- The task
Every record must be written out once more, with nothing added or omitted.

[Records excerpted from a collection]

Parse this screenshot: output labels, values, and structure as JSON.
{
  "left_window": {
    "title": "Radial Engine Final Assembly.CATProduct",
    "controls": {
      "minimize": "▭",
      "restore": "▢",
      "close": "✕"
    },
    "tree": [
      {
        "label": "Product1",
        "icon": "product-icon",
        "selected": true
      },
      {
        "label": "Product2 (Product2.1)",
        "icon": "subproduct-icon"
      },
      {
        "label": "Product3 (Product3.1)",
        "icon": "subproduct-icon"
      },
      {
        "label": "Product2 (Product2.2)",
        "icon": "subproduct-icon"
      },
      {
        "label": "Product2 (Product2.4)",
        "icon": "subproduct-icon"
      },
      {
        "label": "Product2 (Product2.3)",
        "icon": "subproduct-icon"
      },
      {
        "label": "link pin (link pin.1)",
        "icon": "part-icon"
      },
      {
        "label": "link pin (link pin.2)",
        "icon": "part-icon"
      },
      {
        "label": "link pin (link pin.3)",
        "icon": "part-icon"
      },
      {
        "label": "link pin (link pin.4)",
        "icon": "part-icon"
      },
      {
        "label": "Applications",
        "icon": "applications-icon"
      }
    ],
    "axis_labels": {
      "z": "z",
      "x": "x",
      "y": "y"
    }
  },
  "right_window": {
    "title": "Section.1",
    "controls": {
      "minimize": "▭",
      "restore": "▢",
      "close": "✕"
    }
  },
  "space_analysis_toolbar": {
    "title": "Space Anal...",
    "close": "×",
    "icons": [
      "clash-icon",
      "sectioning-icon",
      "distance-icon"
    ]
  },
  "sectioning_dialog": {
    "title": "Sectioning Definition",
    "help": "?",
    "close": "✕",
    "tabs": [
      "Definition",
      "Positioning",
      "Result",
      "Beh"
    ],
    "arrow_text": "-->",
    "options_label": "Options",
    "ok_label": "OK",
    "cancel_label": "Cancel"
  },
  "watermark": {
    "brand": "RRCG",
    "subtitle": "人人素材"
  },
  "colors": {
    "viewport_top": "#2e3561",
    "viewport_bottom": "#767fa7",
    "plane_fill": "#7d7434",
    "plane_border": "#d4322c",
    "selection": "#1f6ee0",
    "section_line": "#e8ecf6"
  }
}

- Exercise answer
Parse this screenshot: output labels, values, and structure as JSON.
{
  "left_window": {
    "title": "Radial Engine Final Assembly.CATProduct",
    "controls": {
      "minimize": "▭",
      "restore": "▢",
      "close": "✕"
    },
    "tree": [
      {
        "label": "Product1",
        "icon": "product-icon",
        "selected": true
      },
      {
        "label": "Product2 (Product2.1)",
        "icon": "subproduct-icon"
      },
      {
        "label": "Product3 (Product3.1)",
        "icon": "subproduct-icon"
      },
      {
        "label": "Product2 (Product2.2)",
        "icon": "subproduct-icon"
      },
      {
        "label": "Product2 (Product2.4)",
        "icon": "subproduct-icon"
      },
      {
        "label": "Product2 (Product2.3)",
        "icon": "subproduct-icon"
      },
      {
        "label": "link pin (link pin.1)",
        "icon": "part-icon"
      },
      {
        "label": "link pin (link pin.2)",
        "icon": "part-icon"
      },
      {
        "label": "link pin (link pin.3)",
        "icon": "part-icon"
      },
      {
        "label": "link pin (link pin.4)",
        "icon": "part-icon"
      },
      {
        "label": "Applications",
        "icon": "applications-icon"
      }
    ],
    "axis_labels": {
      "z": "z",
      "x": "x",
      "y": "y"
    }
  },
  "right_window": {
    "title": "Section.1",
    "controls": {
      "minimize": "▭",
      "restore": "▢",
      "close": "✕"
    }
  },
  "space_analysis_toolbar": {
    "title": "Space Anal...",
    "close": "×",
    "icons": [
      "clash-icon",
      "sectioning-icon",
      "distance-icon"
    ]
  },
  "sectioning_dialog": {
    "title": "Sectioning Definition",
    "help": "?",
    "close": "✕",
    "tabs": [
      "Definition",
      "Positioning",
      "Result",
      "Beh"
    ],
    "arrow_text": "-->",
    "options_label": "Options",
    "ok_label": "OK",
    "cancel_label": "Cancel"
  },
  "watermark": {
    "brand": "RRCG",
    "subtitle": "人人素材"
  },
  "colors": {
    "viewport_top": "#2e3561",
    "viewport_bottom": "#767fa7",
    "plane_fill": "#7d7434",
    "plane_border": "#d4322c",
    "selection": "#1f6ee0",
    "section_line": "#e8ecf6"
  }
}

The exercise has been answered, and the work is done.